» **Task data**
========================

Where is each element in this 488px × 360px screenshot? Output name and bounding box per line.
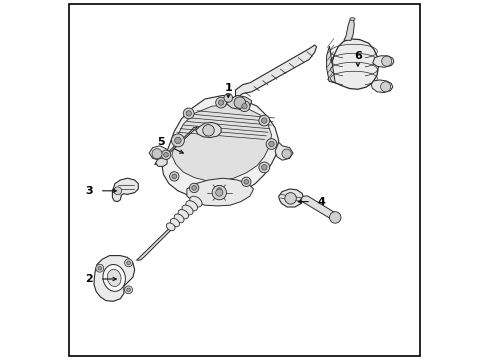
Ellipse shape — [349, 18, 354, 21]
Polygon shape — [149, 146, 168, 164]
Circle shape — [224, 94, 232, 102]
Circle shape — [98, 266, 102, 270]
Polygon shape — [326, 46, 335, 83]
Polygon shape — [275, 142, 292, 160]
Polygon shape — [328, 39, 378, 89]
Polygon shape — [372, 56, 393, 67]
Circle shape — [284, 193, 296, 204]
Circle shape — [282, 149, 291, 158]
Ellipse shape — [174, 214, 183, 223]
Ellipse shape — [103, 265, 125, 291]
Circle shape — [217, 188, 221, 193]
Circle shape — [244, 180, 248, 184]
Ellipse shape — [170, 219, 179, 227]
Polygon shape — [226, 95, 251, 110]
Polygon shape — [171, 104, 271, 181]
Ellipse shape — [107, 269, 121, 287]
Circle shape — [161, 150, 170, 159]
Polygon shape — [155, 158, 167, 166]
Polygon shape — [300, 196, 336, 219]
Circle shape — [124, 286, 132, 294]
Circle shape — [152, 149, 162, 159]
Circle shape — [241, 177, 250, 186]
Circle shape — [212, 185, 226, 200]
Circle shape — [215, 97, 226, 108]
Polygon shape — [196, 122, 221, 138]
Polygon shape — [278, 189, 303, 207]
Ellipse shape — [189, 196, 202, 207]
Circle shape — [234, 97, 245, 108]
Polygon shape — [136, 225, 176, 260]
Polygon shape — [343, 19, 354, 40]
Text: 1: 1 — [224, 83, 232, 93]
Circle shape — [163, 153, 168, 157]
Ellipse shape — [182, 205, 193, 215]
Circle shape — [96, 264, 103, 272]
Circle shape — [214, 185, 224, 195]
Ellipse shape — [166, 223, 175, 231]
Circle shape — [258, 162, 269, 173]
Circle shape — [381, 56, 391, 66]
Circle shape — [185, 111, 191, 116]
Text: 4: 4 — [317, 197, 325, 207]
Circle shape — [126, 288, 130, 292]
Text: 6: 6 — [353, 51, 361, 61]
Polygon shape — [112, 178, 138, 202]
Ellipse shape — [185, 201, 197, 211]
Polygon shape — [370, 80, 392, 93]
Text: 2: 2 — [85, 274, 93, 284]
Circle shape — [261, 118, 266, 123]
Circle shape — [124, 259, 132, 267]
Circle shape — [172, 174, 176, 179]
Circle shape — [218, 100, 224, 105]
Circle shape — [239, 101, 249, 112]
Circle shape — [380, 82, 390, 92]
Polygon shape — [162, 95, 278, 200]
Circle shape — [174, 137, 181, 144]
Circle shape — [171, 134, 184, 147]
Circle shape — [191, 186, 196, 190]
Circle shape — [126, 261, 130, 265]
Circle shape — [329, 212, 340, 223]
Circle shape — [189, 183, 199, 193]
Circle shape — [203, 125, 214, 136]
Circle shape — [265, 139, 276, 149]
Circle shape — [268, 141, 274, 147]
Text: 3: 3 — [85, 186, 93, 196]
Circle shape — [241, 104, 247, 109]
Polygon shape — [154, 127, 197, 165]
Polygon shape — [186, 178, 253, 206]
Circle shape — [258, 115, 269, 126]
Circle shape — [183, 108, 194, 119]
Circle shape — [169, 172, 179, 181]
Polygon shape — [235, 45, 316, 99]
Circle shape — [261, 165, 266, 170]
Circle shape — [114, 187, 122, 195]
Ellipse shape — [178, 210, 188, 219]
Polygon shape — [94, 256, 134, 301]
Circle shape — [215, 189, 223, 196]
Text: 5: 5 — [157, 137, 164, 147]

========================

» **What is asked**
Copy the records above word for word, leaving out the picture.

» **Reply to the exercise**
Where is each element in this 488px × 360px screenshot? Output name and bounding box per line.
Ellipse shape — [349, 18, 354, 21]
Polygon shape — [149, 146, 168, 164]
Circle shape — [224, 94, 232, 102]
Circle shape — [98, 266, 102, 270]
Polygon shape — [326, 46, 335, 83]
Polygon shape — [275, 142, 292, 160]
Polygon shape — [328, 39, 378, 89]
Polygon shape — [372, 56, 393, 67]
Circle shape — [284, 193, 296, 204]
Circle shape — [282, 149, 291, 158]
Ellipse shape — [174, 214, 183, 223]
Ellipse shape — [103, 265, 125, 291]
Circle shape — [217, 188, 221, 193]
Circle shape — [244, 180, 248, 184]
Ellipse shape — [170, 219, 179, 227]
Polygon shape — [226, 95, 251, 110]
Polygon shape — [171, 104, 271, 181]
Ellipse shape — [107, 269, 121, 287]
Circle shape — [161, 150, 170, 159]
Polygon shape — [155, 158, 167, 166]
Polygon shape — [300, 196, 336, 219]
Circle shape — [124, 286, 132, 294]
Circle shape — [152, 149, 162, 159]
Circle shape — [241, 177, 250, 186]
Circle shape — [212, 185, 226, 200]
Circle shape — [215, 97, 226, 108]
Polygon shape — [196, 122, 221, 138]
Polygon shape — [278, 189, 303, 207]
Ellipse shape — [189, 196, 202, 207]
Circle shape — [234, 97, 245, 108]
Polygon shape — [136, 225, 176, 260]
Polygon shape — [343, 19, 354, 40]
Text: 1: 1 — [224, 83, 232, 93]
Circle shape — [163, 153, 168, 157]
Ellipse shape — [182, 205, 193, 215]
Circle shape — [96, 264, 103, 272]
Circle shape — [214, 185, 224, 195]
Ellipse shape — [166, 223, 175, 231]
Circle shape — [258, 162, 269, 173]
Circle shape — [381, 56, 391, 66]
Circle shape — [185, 111, 191, 116]
Text: 4: 4 — [317, 197, 325, 207]
Circle shape — [126, 288, 130, 292]
Text: 6: 6 — [353, 51, 361, 61]
Polygon shape — [112, 178, 138, 202]
Ellipse shape — [185, 201, 197, 211]
Polygon shape — [370, 80, 392, 93]
Text: 2: 2 — [85, 274, 93, 284]
Circle shape — [261, 118, 266, 123]
Circle shape — [124, 259, 132, 267]
Circle shape — [172, 174, 176, 179]
Circle shape — [218, 100, 224, 105]
Circle shape — [239, 101, 249, 112]
Circle shape — [380, 82, 390, 92]
Polygon shape — [162, 95, 278, 200]
Circle shape — [174, 137, 181, 144]
Circle shape — [171, 134, 184, 147]
Circle shape — [191, 186, 196, 190]
Circle shape — [126, 261, 130, 265]
Circle shape — [329, 212, 340, 223]
Circle shape — [189, 183, 199, 193]
Circle shape — [203, 125, 214, 136]
Circle shape — [265, 139, 276, 149]
Circle shape — [268, 141, 274, 147]
Text: 3: 3 — [85, 186, 93, 196]
Circle shape — [241, 104, 247, 109]
Polygon shape — [154, 127, 197, 165]
Polygon shape — [186, 178, 253, 206]
Circle shape — [258, 115, 269, 126]
Circle shape — [183, 108, 194, 119]
Circle shape — [169, 172, 179, 181]
Polygon shape — [235, 45, 316, 99]
Circle shape — [261, 165, 266, 170]
Circle shape — [114, 187, 122, 195]
Ellipse shape — [178, 210, 188, 219]
Polygon shape — [94, 256, 134, 301]
Circle shape — [215, 189, 223, 196]
Text: 5: 5 — [157, 137, 164, 147]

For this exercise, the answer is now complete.